Task details
Identify the lines that contain the word "name", then copy them.

=== Raw data ===

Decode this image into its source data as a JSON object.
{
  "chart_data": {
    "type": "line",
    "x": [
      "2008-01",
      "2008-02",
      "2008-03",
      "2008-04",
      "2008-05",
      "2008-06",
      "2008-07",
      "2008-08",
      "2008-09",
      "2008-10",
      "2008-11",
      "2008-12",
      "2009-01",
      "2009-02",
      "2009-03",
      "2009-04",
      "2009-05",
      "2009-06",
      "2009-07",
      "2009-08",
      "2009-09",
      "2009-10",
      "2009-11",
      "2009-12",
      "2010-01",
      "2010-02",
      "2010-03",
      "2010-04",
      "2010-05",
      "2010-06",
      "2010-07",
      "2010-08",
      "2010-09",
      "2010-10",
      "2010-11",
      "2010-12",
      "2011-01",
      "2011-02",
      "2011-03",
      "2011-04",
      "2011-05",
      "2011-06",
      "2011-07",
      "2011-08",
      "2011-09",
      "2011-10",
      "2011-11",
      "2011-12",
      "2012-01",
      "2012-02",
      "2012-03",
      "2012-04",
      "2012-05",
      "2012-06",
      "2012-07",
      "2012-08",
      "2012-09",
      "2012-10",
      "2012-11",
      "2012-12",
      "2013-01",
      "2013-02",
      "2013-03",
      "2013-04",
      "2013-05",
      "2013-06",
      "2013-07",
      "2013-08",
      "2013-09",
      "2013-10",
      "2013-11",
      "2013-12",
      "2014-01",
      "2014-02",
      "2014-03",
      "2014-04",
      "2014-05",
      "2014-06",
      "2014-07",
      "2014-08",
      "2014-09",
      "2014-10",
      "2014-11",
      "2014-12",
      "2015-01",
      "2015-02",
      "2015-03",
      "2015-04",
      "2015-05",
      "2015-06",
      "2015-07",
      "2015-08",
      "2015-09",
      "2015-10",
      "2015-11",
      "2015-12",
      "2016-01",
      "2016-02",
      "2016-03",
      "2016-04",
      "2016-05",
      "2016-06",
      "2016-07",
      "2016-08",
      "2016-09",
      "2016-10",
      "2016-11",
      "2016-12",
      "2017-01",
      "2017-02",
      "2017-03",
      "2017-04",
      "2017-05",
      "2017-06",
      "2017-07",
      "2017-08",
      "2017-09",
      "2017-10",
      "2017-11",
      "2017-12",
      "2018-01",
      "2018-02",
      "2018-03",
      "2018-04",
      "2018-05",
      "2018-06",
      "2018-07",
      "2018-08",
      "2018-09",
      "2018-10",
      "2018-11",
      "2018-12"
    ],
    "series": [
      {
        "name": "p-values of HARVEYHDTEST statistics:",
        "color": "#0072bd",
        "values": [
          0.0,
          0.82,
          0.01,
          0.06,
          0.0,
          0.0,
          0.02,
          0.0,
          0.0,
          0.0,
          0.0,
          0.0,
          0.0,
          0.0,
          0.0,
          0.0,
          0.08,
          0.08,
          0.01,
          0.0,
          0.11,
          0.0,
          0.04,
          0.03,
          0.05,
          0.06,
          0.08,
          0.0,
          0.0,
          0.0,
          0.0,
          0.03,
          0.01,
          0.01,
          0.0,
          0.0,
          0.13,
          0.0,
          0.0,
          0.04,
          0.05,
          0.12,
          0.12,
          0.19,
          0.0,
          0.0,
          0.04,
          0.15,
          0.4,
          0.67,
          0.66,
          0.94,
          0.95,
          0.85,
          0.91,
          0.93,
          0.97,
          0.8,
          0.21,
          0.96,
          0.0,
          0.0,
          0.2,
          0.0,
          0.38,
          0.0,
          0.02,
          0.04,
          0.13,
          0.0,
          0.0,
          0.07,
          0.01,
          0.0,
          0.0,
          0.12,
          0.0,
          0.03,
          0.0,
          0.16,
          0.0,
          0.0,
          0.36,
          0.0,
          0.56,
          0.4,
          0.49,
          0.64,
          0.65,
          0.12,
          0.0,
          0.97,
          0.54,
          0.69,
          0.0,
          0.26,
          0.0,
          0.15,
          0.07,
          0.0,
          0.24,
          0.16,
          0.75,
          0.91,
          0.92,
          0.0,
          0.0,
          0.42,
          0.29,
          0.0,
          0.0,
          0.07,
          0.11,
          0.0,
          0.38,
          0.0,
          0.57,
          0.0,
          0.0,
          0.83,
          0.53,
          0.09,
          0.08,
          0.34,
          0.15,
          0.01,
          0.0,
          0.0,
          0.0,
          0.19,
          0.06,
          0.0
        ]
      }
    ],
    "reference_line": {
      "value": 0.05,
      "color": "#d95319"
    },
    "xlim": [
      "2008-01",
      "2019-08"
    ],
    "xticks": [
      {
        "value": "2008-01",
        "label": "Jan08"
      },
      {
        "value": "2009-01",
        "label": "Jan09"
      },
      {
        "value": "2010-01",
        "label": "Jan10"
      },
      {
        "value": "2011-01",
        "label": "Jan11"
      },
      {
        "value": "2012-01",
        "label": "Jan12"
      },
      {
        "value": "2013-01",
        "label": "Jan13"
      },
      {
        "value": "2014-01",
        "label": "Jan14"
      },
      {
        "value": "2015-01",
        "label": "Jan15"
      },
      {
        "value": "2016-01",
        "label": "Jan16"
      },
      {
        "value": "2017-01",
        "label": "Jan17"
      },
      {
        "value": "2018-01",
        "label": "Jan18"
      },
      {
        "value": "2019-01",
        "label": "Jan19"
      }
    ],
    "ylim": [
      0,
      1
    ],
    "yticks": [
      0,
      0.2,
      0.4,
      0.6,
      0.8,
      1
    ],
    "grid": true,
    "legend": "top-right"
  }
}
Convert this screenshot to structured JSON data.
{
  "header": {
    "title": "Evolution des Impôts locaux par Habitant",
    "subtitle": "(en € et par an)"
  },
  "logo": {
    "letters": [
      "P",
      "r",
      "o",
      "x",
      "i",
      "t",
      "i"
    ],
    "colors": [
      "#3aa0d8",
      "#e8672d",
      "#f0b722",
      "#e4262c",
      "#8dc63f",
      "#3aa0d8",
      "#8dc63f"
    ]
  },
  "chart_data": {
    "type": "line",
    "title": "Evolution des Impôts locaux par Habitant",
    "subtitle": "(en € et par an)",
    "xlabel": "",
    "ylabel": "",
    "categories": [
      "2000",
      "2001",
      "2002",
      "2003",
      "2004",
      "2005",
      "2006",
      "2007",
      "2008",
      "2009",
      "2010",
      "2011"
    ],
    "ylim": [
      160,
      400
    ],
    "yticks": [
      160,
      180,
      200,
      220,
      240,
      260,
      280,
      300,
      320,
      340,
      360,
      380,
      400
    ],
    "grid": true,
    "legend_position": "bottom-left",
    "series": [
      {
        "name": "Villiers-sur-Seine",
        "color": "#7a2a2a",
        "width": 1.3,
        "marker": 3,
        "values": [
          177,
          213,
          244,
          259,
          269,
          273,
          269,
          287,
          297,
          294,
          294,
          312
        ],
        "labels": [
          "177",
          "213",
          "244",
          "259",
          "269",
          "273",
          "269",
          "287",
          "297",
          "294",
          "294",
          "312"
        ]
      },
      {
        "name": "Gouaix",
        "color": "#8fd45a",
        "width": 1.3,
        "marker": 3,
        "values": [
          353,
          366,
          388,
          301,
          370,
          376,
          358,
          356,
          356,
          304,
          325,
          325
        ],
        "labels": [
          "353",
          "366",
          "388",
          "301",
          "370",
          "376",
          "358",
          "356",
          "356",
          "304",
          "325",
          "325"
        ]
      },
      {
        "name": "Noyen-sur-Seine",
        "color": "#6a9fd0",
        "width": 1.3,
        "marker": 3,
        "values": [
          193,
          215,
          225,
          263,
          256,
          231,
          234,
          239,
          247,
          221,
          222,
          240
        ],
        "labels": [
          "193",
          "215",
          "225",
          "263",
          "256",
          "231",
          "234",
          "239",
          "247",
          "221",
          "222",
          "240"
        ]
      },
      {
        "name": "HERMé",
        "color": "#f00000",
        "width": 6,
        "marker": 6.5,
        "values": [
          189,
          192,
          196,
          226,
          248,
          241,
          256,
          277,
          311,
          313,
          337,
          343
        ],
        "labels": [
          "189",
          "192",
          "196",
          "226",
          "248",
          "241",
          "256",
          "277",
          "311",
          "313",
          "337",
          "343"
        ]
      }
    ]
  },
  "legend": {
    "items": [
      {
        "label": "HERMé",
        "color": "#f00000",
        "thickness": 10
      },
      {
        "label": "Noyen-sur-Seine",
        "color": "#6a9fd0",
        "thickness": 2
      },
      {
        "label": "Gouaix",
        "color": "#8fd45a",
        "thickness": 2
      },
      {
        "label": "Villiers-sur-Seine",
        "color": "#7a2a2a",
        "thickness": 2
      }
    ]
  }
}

===

Task solution
        "name": "p-values of HARVEYHDTEST statistics:",
        "name": "Villiers-sur-Seine",
        "name": "Gouaix",
        "name": "Noyen-sur-Seine",
        "name": "HERMé",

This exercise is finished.